= Task to carry out =
Wherever "icon" appears in a line, copy that line.

= Dataset records =
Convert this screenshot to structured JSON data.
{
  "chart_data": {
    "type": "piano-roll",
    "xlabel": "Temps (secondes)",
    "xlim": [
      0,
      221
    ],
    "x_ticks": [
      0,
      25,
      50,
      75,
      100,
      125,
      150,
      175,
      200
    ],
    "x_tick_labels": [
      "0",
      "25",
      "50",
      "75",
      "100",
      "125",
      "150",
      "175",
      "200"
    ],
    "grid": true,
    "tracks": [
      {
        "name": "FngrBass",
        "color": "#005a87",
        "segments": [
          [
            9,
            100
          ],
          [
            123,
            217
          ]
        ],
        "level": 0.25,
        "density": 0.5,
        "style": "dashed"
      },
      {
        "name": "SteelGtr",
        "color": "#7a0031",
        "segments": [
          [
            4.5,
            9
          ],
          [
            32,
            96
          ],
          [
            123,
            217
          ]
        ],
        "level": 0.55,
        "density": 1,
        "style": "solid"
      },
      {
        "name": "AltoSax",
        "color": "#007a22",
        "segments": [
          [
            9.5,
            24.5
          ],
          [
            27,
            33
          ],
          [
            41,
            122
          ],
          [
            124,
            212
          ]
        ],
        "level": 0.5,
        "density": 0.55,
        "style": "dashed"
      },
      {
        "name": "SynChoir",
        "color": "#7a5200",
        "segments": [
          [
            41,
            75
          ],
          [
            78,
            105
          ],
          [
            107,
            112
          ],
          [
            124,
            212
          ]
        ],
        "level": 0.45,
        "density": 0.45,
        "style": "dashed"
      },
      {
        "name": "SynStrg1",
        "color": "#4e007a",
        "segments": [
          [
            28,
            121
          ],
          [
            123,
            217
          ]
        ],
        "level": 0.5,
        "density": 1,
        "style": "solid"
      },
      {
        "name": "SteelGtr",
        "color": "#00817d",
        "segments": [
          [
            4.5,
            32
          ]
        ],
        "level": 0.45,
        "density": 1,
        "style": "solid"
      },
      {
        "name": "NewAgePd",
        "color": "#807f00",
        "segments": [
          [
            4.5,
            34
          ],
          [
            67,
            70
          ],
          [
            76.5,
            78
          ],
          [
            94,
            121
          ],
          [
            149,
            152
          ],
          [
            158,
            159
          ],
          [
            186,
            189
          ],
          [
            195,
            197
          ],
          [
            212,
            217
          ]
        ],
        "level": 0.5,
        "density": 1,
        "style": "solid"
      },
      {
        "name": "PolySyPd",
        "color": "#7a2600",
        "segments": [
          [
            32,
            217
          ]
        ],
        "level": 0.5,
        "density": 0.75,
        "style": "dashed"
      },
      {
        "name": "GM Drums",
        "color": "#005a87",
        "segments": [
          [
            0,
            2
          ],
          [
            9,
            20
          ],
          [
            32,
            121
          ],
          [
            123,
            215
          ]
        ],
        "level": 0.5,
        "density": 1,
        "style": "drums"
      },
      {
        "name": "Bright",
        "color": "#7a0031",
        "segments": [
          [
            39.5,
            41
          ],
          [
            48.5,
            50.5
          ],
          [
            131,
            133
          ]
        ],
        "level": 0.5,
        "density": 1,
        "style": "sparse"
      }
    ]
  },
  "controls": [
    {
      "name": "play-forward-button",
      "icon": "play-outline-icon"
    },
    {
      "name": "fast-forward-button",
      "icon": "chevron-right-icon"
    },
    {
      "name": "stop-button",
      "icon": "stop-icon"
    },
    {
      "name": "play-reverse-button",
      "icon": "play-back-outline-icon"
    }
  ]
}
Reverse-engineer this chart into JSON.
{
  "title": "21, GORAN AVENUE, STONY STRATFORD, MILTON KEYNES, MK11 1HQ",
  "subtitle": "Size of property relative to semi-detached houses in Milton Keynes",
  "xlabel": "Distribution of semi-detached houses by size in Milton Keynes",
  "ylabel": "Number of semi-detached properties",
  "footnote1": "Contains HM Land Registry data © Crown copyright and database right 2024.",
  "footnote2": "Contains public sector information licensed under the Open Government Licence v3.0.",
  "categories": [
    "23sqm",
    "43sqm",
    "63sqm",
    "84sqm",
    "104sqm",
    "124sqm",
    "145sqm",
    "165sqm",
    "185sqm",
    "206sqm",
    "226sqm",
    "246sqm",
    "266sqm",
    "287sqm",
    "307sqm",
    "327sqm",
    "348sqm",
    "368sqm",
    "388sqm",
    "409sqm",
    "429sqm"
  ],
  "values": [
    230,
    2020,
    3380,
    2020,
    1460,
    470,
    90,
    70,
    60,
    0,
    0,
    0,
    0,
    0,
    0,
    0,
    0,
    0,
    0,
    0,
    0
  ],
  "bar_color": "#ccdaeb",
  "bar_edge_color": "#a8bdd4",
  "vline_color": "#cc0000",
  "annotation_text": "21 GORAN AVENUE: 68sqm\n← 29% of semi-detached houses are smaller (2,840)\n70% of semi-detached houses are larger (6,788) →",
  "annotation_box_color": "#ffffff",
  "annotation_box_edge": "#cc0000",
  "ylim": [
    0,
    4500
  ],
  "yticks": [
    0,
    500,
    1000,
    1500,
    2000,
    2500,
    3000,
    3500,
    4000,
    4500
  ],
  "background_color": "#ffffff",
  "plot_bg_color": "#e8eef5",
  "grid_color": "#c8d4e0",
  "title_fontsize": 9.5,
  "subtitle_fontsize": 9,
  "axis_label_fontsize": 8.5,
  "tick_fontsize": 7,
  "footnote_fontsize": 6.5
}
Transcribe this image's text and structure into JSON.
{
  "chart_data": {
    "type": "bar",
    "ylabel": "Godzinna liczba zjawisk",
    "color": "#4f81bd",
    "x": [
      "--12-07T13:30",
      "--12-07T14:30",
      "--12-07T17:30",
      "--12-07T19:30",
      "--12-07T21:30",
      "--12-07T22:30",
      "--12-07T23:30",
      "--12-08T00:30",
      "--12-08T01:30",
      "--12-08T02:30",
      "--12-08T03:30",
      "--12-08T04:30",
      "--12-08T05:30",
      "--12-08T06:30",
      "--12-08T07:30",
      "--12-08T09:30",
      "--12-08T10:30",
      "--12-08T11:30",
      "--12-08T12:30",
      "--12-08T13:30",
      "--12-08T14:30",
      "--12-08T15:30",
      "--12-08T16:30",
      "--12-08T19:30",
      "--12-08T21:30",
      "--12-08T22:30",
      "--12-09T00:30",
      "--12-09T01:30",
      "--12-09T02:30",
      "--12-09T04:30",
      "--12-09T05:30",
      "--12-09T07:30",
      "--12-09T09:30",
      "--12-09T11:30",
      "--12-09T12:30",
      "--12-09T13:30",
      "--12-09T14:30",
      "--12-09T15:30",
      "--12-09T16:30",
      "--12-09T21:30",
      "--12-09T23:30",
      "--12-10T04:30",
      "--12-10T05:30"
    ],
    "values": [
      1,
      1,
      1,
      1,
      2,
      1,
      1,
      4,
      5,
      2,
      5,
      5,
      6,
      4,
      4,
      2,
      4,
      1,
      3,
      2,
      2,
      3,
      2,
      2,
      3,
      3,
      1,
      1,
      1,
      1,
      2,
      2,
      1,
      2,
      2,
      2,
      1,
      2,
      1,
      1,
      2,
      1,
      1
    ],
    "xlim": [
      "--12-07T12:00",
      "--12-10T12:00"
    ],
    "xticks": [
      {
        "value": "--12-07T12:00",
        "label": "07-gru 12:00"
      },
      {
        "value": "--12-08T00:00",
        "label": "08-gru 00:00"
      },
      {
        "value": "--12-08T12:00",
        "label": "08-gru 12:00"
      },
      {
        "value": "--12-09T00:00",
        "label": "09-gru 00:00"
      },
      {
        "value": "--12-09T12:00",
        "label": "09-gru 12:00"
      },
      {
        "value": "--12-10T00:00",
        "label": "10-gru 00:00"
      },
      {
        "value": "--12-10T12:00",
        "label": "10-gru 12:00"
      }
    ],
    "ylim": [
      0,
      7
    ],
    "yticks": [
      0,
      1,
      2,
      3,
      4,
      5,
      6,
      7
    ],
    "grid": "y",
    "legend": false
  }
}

= Exercise answer =
      "icon": "play-outline-icon"
      "icon": "chevron-right-icon"
      "icon": "stop-icon"
      "icon": "play-back-outline-icon"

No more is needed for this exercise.